━━ Task inputs

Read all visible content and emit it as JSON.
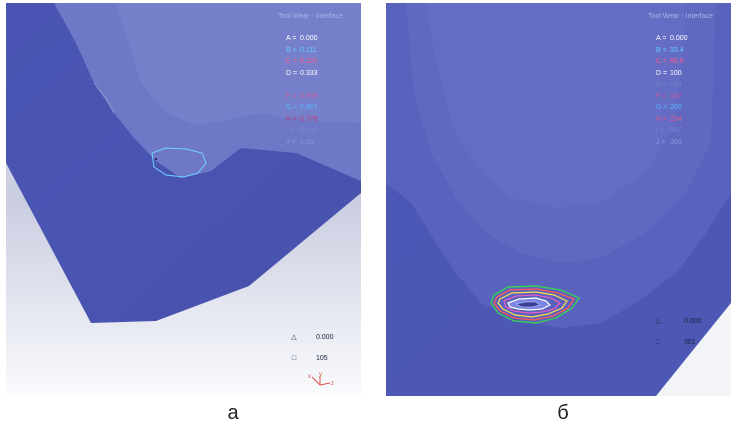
{
  "panel_a": {
    "title": "Tool Wear - Interface",
    "legend": [
      {
        "key": "A =",
        "value": "0.000",
        "color": "#ffffff"
      },
      {
        "key": "B =",
        "value": "0.111",
        "color": "#5fd0ff"
      },
      {
        "key": "C =",
        "value": "0.222",
        "color": "#ff5a8a"
      },
      {
        "key": "D =",
        "value": "0.333",
        "color": "#ffffff"
      },
      {
        "key": "E =",
        "value": "0.444",
        "color": "#7a82c8"
      },
      {
        "key": "F =",
        "value": "0.555",
        "color": "#d05a9c"
      },
      {
        "key": "G =",
        "value": "0.667",
        "color": "#58b6ff"
      },
      {
        "key": "H =",
        "value": "0.778",
        "color": "#c03a7a"
      },
      {
        "key": "I =",
        "value": "0.889",
        "color": "#7d86d4"
      },
      {
        "key": "J =",
        "value": "1.00",
        "color": "#8d96dc"
      }
    ],
    "info_triangle": "0.000",
    "info_square": "105",
    "axis_x": "x",
    "axis_y": "y",
    "axis_z": "z",
    "caption": "а"
  },
  "panel_b": {
    "title": "Tool Wear - Interface",
    "legend": [
      {
        "key": "A =",
        "value": "0.000",
        "color": "#ffffff"
      },
      {
        "key": "B =",
        "value": "33.4",
        "color": "#5fd0ff"
      },
      {
        "key": "C =",
        "value": "66.8",
        "color": "#ff5a8a"
      },
      {
        "key": "D =",
        "value": "100",
        "color": "#ffffff"
      },
      {
        "key": "E =",
        "value": "134",
        "color": "#7a82c8"
      },
      {
        "key": "F =",
        "value": "167",
        "color": "#d05a9c"
      },
      {
        "key": "G =",
        "value": "200",
        "color": "#58b6ff"
      },
      {
        "key": "H =",
        "value": "234",
        "color": "#e0588a"
      },
      {
        "key": "I =",
        "value": "267",
        "color": "#7d86d4"
      },
      {
        "key": "J =",
        "value": "300",
        "color": "#8d96dc"
      }
    ],
    "info_triangle": "0.000",
    "info_square": "301",
    "caption": "б"
  }
}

━━━━

● Directions for this task:
Repeat the data exactly, without the pictures.

● Finished exercise:
Read all visible content and emit it as JSON.
{
  "panel_a": {
    "title": "Tool Wear - Interface",
    "legend": [
      {
        "key": "A =",
        "value": "0.000",
        "color": "#ffffff"
      },
      {
        "key": "B =",
        "value": "0.111",
        "color": "#5fd0ff"
      },
      {
        "key": "C =",
        "value": "0.222",
        "color": "#ff5a8a"
      },
      {
        "key": "D =",
        "value": "0.333",
        "color": "#ffffff"
      },
      {
        "key": "E =",
        "value": "0.444",
        "color": "#7a82c8"
      },
      {
        "key": "F =",
        "value": "0.555",
        "color": "#d05a9c"
      },
      {
        "key": "G =",
        "value": "0.667",
        "color": "#58b6ff"
      },
      {
        "key": "H =",
        "value": "0.778",
        "color": "#c03a7a"
      },
      {
        "key": "I =",
        "value": "0.889",
        "color": "#7d86d4"
      },
      {
        "key": "J =",
        "value": "1.00",
        "color": "#8d96dc"
      }
    ],
    "info_triangle": "0.000",
    "info_square": "105",
    "axis_x": "x",
    "axis_y": "y",
    "axis_z": "z",
    "caption": "а"
  },
  "panel_b": {
    "title": "Tool Wear - Interface",
    "legend": [
      {
        "key": "A =",
        "value": "0.000",
        "color": "#ffffff"
      },
      {
        "key": "B =",
        "value": "33.4",
        "color": "#5fd0ff"
      },
      {
        "key": "C =",
        "value": "66.8",
        "color": "#ff5a8a"
      },
      {
        "key": "D =",
        "value": "100",
        "color": "#ffffff"
      },
      {
        "key": "E =",
        "value": "134",
        "color": "#7a82c8"
      },
      {
        "key": "F =",
        "value": "167",
        "color": "#d05a9c"
      },
      {
        "key": "G =",
        "value": "200",
        "color": "#58b6ff"
      },
      {
        "key": "H =",
        "value": "234",
        "color": "#e0588a"
      },
      {
        "key": "I =",
        "value": "267",
        "color": "#7d86d4"
      },
      {
        "key": "J =",
        "value": "300",
        "color": "#8d96dc"
      }
    ],
    "info_triangle": "0.000",
    "info_square": "301",
    "caption": "б"
  }
}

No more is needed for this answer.